#### [What you should do]
Print all of the entries exactly, minus the pictures.

#### [Collected data entries]
..............................
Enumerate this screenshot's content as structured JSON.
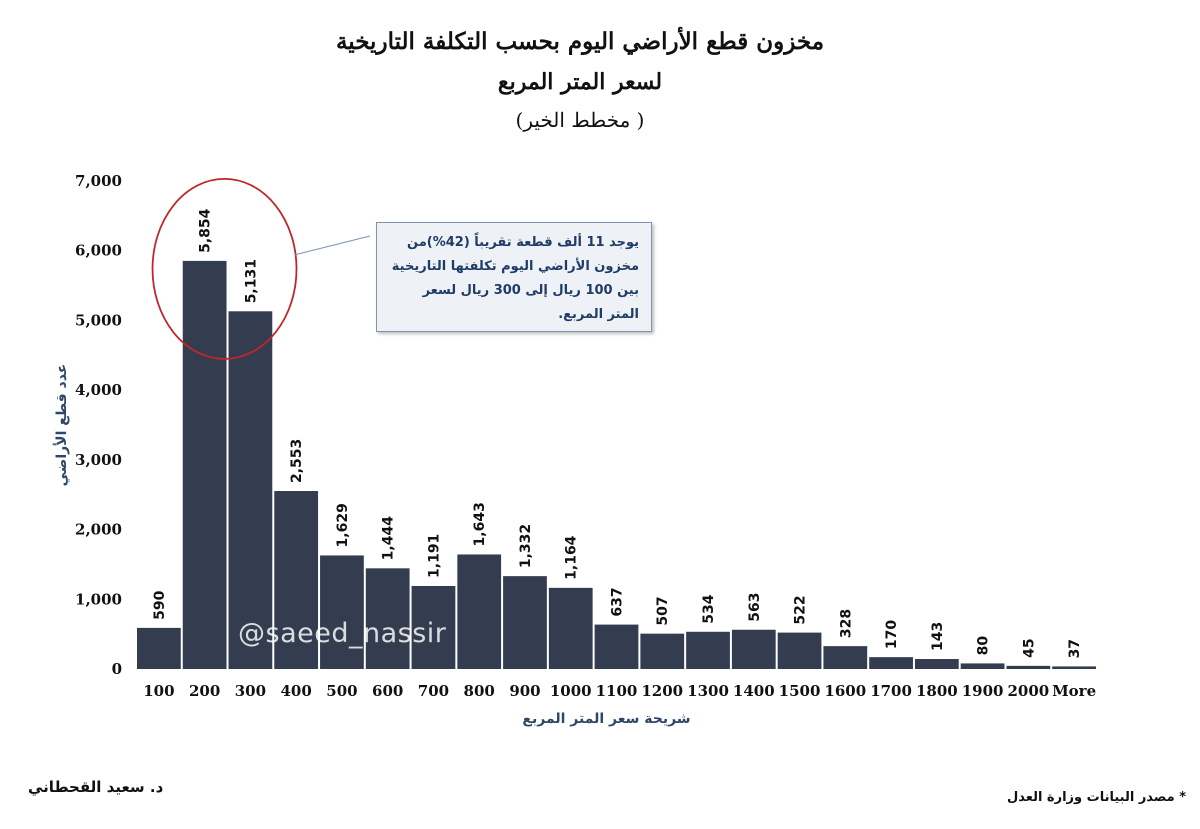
{
  "header": {
    "title": "مخزون قطع الأراضي اليوم بحسب التكلفة التاريخية",
    "subtitle": "لسعر المتر المربع",
    "subtitle2": "(مخطط الخير )"
  },
  "chart_data": {
    "type": "bar",
    "categories": [
      "100",
      "200",
      "300",
      "400",
      "500",
      "600",
      "700",
      "800",
      "900",
      "1000",
      "1100",
      "1200",
      "1300",
      "1400",
      "1500",
      "1600",
      "1700",
      "1800",
      "1900",
      "2000",
      "More"
    ],
    "values": [
      590,
      5854,
      5131,
      2553,
      1629,
      1444,
      1191,
      1643,
      1332,
      1164,
      637,
      507,
      534,
      563,
      522,
      328,
      170,
      143,
      80,
      45,
      37
    ],
    "value_labels": [
      "590",
      "5,854",
      "5,131",
      "2,553",
      "1,629",
      "1,444",
      "1,191",
      "1,643",
      "1,332",
      "1,164",
      "637",
      "507",
      "534",
      "563",
      "522",
      "328",
      "170",
      "143",
      "80",
      "45",
      "37"
    ],
    "ylim": [
      0,
      7000
    ],
    "yticks": [
      0,
      1000,
      2000,
      3000,
      4000,
      5000,
      6000,
      7000
    ],
    "ytick_labels": [
      "0",
      "1,000",
      "2,000",
      "3,000",
      "4,000",
      "5,000",
      "6,000",
      "7,000"
    ],
    "xlabel": "شريحة سعر المتر المربع",
    "ylabel": "عدد قطع الأراضي",
    "grid": false,
    "bar_color": "#333d4f",
    "annotation": {
      "text_lines": [
        "يوجد 11 ألف قطعة تقريباً (42%)من",
        "مخزون الأراضي اليوم تكلفتها التاريخية",
        "بين 100 ريال إلى 300 ريال لسعر المتر المربع."
      ],
      "highlight_color": "#c0262c"
    }
  },
  "watermark": "@saeed_nassir",
  "footer": {
    "author": "د. سعيد القحطاني",
    "source": "* مصدر البيانات وزارة العدل"
  }
}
..............................
#### [Worked answer]
Enumerate this screenshot's content as structured JSON.
{
  "header": {
    "title": "مخزون قطع الأراضي اليوم بحسب التكلفة التاريخية",
    "subtitle": "لسعر المتر المربع",
    "subtitle2": "(مخطط الخير )"
  },
  "chart_data": {
    "type": "bar",
    "categories": [
      "100",
      "200",
      "300",
      "400",
      "500",
      "600",
      "700",
      "800",
      "900",
      "1000",
      "1100",
      "1200",
      "1300",
      "1400",
      "1500",
      "1600",
      "1700",
      "1800",
      "1900",
      "2000",
      "More"
    ],
    "values": [
      590,
      5854,
      5131,
      2553,
      1629,
      1444,
      1191,
      1643,
      1332,
      1164,
      637,
      507,
      534,
      563,
      522,
      328,
      170,
      143,
      80,
      45,
      37
    ],
    "value_labels": [
      "590",
      "5,854",
      "5,131",
      "2,553",
      "1,629",
      "1,444",
      "1,191",
      "1,643",
      "1,332",
      "1,164",
      "637",
      "507",
      "534",
      "563",
      "522",
      "328",
      "170",
      "143",
      "80",
      "45",
      "37"
    ],
    "ylim": [
      0,
      7000
    ],
    "yticks": [
      0,
      1000,
      2000,
      3000,
      4000,
      5000,
      6000,
      7000
    ],
    "ytick_labels": [
      "0",
      "1,000",
      "2,000",
      "3,000",
      "4,000",
      "5,000",
      "6,000",
      "7,000"
    ],
    "xlabel": "شريحة سعر المتر المربع",
    "ylabel": "عدد قطع الأراضي",
    "grid": false,
    "bar_color": "#333d4f",
    "annotation": {
      "text_lines": [
        "يوجد 11 ألف قطعة تقريباً (42%)من",
        "مخزون الأراضي اليوم تكلفتها التاريخية",
        "بين 100 ريال إلى 300 ريال لسعر المتر المربع."
      ],
      "highlight_color": "#c0262c"
    }
  },
  "watermark": "@saeed_nassir",
  "footer": {
    "author": "د. سعيد القحطاني",
    "source": "* مصدر البيانات وزارة العدل"
  }
}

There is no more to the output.